Exercise details. Identify the lines that contain the word "them" and copy each one.

--

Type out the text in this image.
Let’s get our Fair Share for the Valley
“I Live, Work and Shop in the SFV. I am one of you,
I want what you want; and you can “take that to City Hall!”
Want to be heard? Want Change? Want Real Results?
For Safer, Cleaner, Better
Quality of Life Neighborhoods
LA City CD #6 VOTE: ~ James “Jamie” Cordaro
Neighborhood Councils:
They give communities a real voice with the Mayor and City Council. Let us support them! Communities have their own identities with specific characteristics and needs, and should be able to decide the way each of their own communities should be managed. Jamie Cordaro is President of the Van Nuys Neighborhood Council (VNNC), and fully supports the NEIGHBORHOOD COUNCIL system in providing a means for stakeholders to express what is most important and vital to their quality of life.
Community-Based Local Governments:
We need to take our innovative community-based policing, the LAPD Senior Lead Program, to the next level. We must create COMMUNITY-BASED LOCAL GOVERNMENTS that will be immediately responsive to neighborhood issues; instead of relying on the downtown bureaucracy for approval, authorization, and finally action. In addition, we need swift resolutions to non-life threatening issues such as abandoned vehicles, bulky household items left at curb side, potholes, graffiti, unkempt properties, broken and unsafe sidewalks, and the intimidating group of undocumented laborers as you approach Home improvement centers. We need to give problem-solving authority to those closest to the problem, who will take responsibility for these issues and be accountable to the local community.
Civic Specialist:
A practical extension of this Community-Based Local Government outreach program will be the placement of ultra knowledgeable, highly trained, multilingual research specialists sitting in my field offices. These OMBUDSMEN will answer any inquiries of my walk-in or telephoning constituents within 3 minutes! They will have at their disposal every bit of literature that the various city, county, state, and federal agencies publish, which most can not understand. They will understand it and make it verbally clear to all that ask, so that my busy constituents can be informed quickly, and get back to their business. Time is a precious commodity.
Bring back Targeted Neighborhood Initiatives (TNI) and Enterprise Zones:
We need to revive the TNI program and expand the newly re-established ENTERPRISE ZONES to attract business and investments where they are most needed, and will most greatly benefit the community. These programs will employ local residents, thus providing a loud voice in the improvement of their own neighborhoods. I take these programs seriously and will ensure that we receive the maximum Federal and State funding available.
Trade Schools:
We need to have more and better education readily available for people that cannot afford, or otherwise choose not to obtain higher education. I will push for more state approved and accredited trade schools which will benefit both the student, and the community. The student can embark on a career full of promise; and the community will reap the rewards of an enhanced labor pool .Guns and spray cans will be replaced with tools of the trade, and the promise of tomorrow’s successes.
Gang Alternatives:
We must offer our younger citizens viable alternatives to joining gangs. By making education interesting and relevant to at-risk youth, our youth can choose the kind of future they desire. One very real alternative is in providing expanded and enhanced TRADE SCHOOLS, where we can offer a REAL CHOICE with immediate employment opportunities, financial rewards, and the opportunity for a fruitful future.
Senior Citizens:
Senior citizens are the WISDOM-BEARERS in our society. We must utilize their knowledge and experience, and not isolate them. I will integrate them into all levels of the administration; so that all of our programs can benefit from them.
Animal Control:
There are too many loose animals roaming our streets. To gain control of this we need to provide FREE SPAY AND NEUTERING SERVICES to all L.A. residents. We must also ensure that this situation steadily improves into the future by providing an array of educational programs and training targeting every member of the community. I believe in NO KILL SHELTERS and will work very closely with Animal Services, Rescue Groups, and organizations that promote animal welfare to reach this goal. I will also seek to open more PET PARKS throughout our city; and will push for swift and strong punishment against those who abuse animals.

--

Response to this exercise.
They give communities a real voice with the Mayor and City Council. Let us support them! Communities have their own identities with specific characteristics and needs, and should be able to decide the way each of their own communities should be managed. Jamie Cordaro is President of the Van Nuys Neighborhood Council (VNNC), and fully supports the NEIGHBORHOOD COUNCIL system in providing a means for stakeholders to express what is most important and vital to their quality of life.
Senior citizens are the WISDOM-BEARERS in our society. We must utilize their knowledge and experience, and not isolate them. I will integrate them into all levels of the administration; so that all of our programs can benefit from them.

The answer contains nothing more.